** begin SUPPLIED ENTRIES **
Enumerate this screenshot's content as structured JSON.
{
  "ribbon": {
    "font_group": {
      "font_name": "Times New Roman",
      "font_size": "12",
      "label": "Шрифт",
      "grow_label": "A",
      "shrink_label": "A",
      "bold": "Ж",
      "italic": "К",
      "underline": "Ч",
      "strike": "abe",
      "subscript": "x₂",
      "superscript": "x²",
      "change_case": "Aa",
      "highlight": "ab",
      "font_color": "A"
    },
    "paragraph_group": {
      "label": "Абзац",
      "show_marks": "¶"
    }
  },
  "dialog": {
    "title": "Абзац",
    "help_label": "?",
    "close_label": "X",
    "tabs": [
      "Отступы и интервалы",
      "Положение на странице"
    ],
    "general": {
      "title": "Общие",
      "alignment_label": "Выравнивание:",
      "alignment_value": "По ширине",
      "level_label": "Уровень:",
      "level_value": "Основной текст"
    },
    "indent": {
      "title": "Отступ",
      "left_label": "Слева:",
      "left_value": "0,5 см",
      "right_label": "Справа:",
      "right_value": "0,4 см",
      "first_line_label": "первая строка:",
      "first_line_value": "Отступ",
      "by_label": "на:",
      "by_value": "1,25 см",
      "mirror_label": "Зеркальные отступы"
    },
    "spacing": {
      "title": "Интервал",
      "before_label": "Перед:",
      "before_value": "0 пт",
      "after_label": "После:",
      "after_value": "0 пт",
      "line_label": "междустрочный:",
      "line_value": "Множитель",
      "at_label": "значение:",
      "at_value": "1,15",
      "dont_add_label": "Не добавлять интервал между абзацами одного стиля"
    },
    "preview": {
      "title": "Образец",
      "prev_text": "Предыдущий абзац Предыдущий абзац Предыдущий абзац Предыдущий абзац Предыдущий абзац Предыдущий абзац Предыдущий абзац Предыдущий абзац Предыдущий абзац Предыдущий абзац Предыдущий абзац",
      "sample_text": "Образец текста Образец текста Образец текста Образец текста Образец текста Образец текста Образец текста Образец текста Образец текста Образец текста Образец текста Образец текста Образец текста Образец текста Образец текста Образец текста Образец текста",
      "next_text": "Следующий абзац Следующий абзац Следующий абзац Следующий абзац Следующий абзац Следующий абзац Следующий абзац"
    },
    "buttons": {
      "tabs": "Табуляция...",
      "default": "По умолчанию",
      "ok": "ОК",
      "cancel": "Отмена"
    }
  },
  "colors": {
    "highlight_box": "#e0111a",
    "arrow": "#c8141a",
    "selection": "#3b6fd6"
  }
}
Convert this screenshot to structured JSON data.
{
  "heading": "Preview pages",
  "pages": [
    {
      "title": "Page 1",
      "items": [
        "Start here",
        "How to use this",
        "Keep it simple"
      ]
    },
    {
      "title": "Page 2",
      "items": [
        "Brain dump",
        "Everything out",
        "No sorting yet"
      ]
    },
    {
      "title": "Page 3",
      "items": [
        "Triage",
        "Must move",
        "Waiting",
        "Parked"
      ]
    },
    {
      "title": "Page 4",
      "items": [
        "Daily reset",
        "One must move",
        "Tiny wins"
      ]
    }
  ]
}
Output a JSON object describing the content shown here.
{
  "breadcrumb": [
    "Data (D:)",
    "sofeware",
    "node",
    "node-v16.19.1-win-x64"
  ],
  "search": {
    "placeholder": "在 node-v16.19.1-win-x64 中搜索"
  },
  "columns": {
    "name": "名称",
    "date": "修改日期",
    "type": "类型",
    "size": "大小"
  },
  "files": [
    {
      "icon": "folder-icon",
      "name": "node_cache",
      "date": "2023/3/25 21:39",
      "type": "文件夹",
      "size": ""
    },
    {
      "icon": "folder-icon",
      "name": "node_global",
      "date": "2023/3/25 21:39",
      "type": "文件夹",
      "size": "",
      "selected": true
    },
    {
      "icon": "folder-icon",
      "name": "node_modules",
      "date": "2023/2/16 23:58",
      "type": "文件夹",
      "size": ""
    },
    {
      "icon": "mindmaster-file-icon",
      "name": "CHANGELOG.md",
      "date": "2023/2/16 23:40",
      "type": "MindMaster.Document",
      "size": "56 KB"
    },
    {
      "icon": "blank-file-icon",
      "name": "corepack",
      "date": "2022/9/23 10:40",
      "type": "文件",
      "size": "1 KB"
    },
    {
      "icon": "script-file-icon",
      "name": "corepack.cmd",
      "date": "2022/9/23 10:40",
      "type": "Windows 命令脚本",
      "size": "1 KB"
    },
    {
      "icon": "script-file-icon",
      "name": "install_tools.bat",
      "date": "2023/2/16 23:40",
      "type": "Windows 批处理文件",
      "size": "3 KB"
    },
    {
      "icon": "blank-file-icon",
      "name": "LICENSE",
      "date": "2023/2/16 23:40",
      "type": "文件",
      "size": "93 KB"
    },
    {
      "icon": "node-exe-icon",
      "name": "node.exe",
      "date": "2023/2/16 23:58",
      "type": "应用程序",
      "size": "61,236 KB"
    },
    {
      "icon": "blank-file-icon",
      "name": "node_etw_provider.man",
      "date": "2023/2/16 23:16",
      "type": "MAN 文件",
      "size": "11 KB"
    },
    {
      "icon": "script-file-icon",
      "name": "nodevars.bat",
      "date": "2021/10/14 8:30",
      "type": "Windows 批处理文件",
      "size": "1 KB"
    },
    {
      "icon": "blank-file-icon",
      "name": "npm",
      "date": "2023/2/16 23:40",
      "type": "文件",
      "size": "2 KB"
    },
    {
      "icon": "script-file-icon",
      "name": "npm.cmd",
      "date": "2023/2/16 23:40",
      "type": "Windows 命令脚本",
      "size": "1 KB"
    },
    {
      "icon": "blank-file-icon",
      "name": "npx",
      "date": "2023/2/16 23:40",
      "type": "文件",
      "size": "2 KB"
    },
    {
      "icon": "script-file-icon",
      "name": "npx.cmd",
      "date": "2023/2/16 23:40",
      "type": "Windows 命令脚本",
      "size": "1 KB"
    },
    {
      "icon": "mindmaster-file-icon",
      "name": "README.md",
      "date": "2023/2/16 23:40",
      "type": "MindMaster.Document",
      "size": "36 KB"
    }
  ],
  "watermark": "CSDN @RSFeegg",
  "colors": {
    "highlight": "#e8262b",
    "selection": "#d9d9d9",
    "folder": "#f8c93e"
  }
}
** end SUPPLIED ENTRIES **
● STATED EXERCISE: Say how many lines in the listing above include "content". Give nothing but the number.

● SOLUTION TO THE PROBLEM: 2